** BEGIN Material supplied **

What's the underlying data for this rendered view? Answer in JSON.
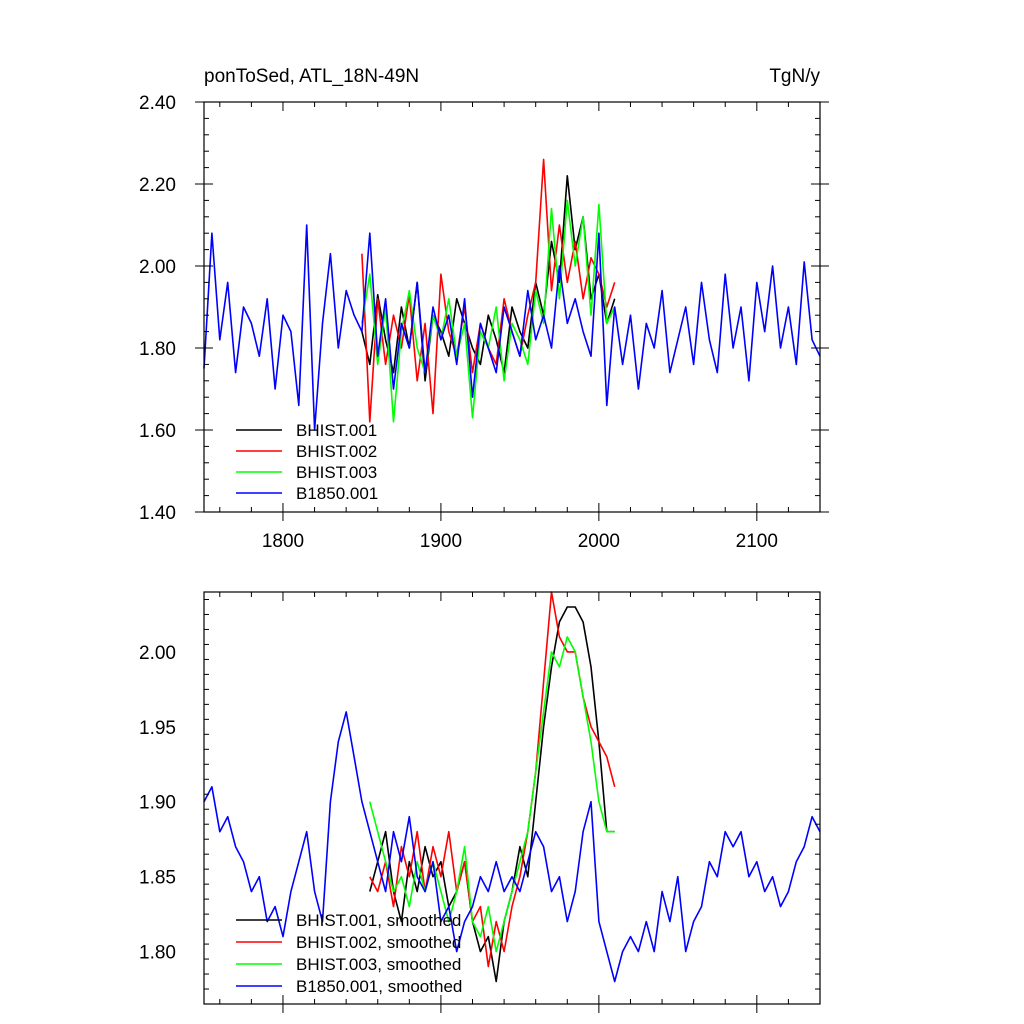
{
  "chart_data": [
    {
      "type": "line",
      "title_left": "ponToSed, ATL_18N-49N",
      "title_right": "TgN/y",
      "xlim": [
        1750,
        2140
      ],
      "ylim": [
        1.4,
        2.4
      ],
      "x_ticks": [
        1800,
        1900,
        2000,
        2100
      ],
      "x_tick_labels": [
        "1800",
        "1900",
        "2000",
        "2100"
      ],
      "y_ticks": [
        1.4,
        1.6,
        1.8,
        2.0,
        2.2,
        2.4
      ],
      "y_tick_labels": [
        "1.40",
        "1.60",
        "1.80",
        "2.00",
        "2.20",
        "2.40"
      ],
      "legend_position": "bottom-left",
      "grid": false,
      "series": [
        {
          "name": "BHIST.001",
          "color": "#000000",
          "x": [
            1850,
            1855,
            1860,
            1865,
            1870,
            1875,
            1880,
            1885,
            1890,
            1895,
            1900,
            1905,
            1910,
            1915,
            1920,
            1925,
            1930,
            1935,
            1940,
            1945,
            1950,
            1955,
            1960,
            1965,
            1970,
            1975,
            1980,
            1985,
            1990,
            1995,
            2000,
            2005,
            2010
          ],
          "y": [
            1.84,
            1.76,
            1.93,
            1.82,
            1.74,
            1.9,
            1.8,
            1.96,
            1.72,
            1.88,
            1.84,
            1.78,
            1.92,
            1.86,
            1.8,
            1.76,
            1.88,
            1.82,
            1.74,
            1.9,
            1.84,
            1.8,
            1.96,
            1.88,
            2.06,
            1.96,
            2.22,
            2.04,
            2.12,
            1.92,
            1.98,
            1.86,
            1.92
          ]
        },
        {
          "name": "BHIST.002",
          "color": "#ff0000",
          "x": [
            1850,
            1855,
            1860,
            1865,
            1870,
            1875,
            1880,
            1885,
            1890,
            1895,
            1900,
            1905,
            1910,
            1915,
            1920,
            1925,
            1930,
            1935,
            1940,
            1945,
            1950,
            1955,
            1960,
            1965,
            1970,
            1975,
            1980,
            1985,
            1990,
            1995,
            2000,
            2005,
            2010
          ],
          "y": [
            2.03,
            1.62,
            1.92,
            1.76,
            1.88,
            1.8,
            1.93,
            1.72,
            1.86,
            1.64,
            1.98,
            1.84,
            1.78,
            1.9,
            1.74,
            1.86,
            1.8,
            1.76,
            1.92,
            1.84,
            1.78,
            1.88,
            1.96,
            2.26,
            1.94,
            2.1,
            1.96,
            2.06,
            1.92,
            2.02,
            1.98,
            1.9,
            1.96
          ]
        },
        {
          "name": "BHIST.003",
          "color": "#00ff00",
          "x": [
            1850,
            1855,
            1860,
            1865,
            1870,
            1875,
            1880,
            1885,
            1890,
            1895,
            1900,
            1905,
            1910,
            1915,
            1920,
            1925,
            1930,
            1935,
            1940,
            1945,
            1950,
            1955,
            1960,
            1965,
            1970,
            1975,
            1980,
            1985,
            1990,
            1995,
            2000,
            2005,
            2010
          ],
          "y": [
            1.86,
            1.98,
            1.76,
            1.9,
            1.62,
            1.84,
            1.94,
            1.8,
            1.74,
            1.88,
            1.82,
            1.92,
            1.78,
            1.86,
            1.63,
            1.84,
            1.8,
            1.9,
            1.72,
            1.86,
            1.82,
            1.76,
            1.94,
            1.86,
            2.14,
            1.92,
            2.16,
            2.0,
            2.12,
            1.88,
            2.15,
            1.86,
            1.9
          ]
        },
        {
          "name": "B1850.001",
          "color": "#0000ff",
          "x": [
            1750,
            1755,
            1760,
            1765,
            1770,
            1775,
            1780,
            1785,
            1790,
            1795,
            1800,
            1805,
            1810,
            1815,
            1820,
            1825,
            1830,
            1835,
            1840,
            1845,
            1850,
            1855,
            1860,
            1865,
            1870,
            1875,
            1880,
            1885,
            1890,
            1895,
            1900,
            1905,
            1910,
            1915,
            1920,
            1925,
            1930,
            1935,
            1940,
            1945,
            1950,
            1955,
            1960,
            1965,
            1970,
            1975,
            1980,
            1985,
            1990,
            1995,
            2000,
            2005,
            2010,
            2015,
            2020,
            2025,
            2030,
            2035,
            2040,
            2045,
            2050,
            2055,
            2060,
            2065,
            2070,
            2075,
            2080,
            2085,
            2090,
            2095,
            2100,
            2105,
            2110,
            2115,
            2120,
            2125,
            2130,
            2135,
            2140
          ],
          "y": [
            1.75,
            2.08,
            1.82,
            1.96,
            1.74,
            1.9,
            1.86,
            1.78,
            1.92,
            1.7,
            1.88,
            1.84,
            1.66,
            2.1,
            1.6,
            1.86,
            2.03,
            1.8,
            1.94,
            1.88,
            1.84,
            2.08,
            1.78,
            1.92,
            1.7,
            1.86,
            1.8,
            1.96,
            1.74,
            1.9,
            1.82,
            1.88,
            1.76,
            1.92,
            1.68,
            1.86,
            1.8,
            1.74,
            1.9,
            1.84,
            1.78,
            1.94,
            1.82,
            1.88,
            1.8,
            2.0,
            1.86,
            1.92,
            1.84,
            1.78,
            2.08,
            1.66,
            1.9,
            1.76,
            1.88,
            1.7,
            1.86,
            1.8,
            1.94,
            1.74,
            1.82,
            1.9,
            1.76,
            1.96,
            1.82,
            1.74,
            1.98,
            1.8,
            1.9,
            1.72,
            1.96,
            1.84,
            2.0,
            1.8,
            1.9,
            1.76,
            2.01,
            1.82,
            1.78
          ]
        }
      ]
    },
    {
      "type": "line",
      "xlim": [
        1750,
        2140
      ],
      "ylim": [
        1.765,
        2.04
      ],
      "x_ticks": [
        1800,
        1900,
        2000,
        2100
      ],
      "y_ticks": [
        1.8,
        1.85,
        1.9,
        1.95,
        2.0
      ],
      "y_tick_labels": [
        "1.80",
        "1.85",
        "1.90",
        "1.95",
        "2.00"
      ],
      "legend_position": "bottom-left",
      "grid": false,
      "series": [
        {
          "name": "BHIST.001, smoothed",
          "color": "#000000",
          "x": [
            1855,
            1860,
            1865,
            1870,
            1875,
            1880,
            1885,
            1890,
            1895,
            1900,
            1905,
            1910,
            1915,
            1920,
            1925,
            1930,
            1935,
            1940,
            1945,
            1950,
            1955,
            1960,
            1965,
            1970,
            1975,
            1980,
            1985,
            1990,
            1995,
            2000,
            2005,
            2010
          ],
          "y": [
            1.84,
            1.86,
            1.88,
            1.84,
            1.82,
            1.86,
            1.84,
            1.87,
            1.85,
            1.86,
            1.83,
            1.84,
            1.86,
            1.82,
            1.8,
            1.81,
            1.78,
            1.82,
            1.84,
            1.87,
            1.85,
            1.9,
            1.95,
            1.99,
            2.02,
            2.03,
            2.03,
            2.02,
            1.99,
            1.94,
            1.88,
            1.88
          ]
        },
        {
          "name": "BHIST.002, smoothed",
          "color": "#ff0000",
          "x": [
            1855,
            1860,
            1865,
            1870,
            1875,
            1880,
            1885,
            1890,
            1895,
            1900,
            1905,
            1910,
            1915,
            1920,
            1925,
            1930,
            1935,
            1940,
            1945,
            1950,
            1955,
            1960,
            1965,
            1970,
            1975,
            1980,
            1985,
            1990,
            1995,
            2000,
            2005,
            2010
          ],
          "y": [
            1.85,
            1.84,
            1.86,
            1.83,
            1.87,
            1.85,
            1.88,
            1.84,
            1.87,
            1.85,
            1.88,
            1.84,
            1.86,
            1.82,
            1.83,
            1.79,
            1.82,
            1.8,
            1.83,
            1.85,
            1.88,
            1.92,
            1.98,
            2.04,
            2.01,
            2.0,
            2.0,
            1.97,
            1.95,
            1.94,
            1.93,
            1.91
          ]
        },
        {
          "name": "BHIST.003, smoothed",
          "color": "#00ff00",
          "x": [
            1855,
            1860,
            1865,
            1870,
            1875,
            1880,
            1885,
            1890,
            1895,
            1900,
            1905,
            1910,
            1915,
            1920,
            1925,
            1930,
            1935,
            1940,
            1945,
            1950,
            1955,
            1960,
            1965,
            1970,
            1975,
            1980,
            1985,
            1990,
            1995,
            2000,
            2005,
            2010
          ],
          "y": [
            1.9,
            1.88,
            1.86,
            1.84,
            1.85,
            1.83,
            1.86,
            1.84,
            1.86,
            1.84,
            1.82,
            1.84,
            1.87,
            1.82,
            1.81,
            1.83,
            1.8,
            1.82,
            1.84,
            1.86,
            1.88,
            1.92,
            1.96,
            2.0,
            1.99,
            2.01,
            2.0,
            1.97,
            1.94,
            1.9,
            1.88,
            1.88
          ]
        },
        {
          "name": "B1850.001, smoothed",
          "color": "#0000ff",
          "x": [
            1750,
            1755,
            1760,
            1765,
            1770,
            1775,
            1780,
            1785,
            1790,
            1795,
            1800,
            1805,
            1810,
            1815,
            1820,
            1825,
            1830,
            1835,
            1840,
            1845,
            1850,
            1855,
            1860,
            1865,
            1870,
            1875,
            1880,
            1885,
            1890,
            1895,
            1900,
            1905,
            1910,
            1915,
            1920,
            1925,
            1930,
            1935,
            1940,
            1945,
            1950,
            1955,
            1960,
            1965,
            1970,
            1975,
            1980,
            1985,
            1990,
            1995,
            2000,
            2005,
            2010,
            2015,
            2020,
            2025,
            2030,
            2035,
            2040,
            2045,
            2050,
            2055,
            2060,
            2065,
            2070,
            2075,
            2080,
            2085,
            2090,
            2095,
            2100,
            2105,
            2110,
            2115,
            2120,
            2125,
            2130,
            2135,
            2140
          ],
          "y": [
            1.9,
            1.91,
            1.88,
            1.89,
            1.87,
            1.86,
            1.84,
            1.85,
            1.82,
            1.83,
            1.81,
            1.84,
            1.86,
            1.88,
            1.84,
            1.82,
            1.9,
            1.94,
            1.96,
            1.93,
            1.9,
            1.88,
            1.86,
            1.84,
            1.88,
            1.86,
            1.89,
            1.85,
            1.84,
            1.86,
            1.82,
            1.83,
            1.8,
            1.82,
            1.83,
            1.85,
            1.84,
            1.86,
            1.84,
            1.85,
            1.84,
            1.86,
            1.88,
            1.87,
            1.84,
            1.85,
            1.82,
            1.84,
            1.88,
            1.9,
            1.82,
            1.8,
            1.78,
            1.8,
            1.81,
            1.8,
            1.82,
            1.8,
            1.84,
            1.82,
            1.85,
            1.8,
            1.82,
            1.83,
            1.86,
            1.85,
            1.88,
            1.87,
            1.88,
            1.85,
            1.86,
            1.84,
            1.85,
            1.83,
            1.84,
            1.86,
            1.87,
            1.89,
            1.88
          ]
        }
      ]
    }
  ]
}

** END Material supplied **

Search the entries for the word "BHIST" and pick out every line that holds it.

          "name": "BHIST.001",
          "name": "BHIST.002",
          "name": "BHIST.003",
          "name": "BHIST.001, smoothed",
          "name": "BHIST.002, smoothed",
          "name": "BHIST.003, smoothed",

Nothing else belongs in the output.